═══ Supplied records ═══
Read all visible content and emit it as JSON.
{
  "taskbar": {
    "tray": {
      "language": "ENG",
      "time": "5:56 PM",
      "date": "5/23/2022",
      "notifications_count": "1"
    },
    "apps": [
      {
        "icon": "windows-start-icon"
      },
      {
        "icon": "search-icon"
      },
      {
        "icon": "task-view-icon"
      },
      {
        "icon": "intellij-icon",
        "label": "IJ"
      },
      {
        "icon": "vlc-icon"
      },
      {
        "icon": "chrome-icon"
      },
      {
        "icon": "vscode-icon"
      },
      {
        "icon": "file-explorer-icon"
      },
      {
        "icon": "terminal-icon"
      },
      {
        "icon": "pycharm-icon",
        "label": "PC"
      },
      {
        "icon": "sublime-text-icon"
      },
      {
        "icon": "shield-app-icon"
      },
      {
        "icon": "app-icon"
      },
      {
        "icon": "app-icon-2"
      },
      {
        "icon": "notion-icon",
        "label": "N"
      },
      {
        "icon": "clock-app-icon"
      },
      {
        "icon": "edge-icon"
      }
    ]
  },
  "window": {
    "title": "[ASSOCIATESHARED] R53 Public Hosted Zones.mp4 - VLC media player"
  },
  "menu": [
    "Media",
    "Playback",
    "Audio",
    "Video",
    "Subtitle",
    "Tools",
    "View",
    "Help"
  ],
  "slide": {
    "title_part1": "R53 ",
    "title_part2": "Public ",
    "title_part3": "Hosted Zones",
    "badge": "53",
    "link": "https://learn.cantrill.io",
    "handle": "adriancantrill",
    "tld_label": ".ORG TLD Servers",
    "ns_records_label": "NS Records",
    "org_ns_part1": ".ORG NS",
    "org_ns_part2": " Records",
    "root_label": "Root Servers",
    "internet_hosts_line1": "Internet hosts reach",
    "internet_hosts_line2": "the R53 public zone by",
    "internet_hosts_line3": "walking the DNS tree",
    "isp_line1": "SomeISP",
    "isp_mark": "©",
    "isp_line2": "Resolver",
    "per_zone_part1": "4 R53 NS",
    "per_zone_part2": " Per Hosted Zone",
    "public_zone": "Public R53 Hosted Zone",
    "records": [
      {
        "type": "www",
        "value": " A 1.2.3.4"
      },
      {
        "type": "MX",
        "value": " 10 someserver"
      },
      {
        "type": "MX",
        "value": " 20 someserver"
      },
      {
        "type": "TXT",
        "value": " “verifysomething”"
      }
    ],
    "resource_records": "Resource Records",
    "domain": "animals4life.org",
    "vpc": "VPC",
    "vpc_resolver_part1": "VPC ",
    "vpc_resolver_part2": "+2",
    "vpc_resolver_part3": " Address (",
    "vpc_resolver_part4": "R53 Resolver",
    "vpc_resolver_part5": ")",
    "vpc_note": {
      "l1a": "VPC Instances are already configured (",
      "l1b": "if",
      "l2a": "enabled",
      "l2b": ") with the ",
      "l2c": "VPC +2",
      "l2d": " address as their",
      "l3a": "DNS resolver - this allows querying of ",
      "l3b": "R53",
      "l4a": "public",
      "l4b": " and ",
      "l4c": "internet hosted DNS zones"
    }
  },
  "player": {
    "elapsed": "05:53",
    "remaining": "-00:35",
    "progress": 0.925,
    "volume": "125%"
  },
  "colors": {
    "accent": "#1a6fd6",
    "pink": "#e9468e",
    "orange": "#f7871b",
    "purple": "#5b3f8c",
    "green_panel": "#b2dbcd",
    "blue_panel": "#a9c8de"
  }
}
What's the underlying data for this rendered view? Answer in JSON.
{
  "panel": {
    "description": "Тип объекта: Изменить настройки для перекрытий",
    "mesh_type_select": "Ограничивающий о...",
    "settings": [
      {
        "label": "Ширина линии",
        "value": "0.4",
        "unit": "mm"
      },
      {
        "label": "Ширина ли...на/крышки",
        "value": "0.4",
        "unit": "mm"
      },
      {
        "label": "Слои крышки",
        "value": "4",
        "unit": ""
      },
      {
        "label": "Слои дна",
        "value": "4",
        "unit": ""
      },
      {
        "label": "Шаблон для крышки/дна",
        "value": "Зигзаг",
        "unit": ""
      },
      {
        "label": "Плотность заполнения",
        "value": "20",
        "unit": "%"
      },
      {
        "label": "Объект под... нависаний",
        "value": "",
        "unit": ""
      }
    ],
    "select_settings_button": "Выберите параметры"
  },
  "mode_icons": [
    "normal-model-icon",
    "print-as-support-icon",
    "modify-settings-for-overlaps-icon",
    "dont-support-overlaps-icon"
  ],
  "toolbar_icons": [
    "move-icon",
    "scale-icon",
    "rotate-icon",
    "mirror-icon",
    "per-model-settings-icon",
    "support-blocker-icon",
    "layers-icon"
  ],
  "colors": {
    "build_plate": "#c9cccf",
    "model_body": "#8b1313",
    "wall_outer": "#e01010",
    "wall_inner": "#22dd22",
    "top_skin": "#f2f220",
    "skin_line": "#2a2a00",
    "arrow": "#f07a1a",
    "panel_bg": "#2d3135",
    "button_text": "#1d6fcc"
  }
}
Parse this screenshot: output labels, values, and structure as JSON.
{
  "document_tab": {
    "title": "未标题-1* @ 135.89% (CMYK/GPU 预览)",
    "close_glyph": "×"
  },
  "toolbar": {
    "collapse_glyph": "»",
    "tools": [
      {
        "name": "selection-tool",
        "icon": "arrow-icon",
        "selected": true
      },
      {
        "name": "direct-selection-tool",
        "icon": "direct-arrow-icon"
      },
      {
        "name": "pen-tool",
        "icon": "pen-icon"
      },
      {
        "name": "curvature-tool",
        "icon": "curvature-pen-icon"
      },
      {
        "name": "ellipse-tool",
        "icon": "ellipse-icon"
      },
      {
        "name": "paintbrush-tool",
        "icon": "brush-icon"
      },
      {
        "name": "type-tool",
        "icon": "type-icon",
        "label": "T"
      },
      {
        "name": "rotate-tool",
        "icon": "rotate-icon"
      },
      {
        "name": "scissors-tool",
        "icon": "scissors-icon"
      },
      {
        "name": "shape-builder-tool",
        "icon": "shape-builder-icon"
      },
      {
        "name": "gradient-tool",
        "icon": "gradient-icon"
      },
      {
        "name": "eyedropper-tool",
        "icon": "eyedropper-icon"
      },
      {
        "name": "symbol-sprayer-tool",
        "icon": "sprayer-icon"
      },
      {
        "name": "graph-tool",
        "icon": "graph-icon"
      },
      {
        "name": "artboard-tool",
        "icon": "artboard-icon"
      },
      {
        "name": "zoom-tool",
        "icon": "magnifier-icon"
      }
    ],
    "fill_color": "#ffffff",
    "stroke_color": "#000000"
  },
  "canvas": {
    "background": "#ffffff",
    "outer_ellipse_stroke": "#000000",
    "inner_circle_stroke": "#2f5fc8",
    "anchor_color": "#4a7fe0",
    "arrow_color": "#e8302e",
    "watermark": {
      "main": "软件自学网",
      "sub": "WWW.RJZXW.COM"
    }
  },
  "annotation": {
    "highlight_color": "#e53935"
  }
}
═══
**Work to do**
Select from the material above each line in which the string "eyedropper" appears, and list those lines.

**The output**
        "name": "eyedropper-tool",
        "icon": "eyedropper-icon"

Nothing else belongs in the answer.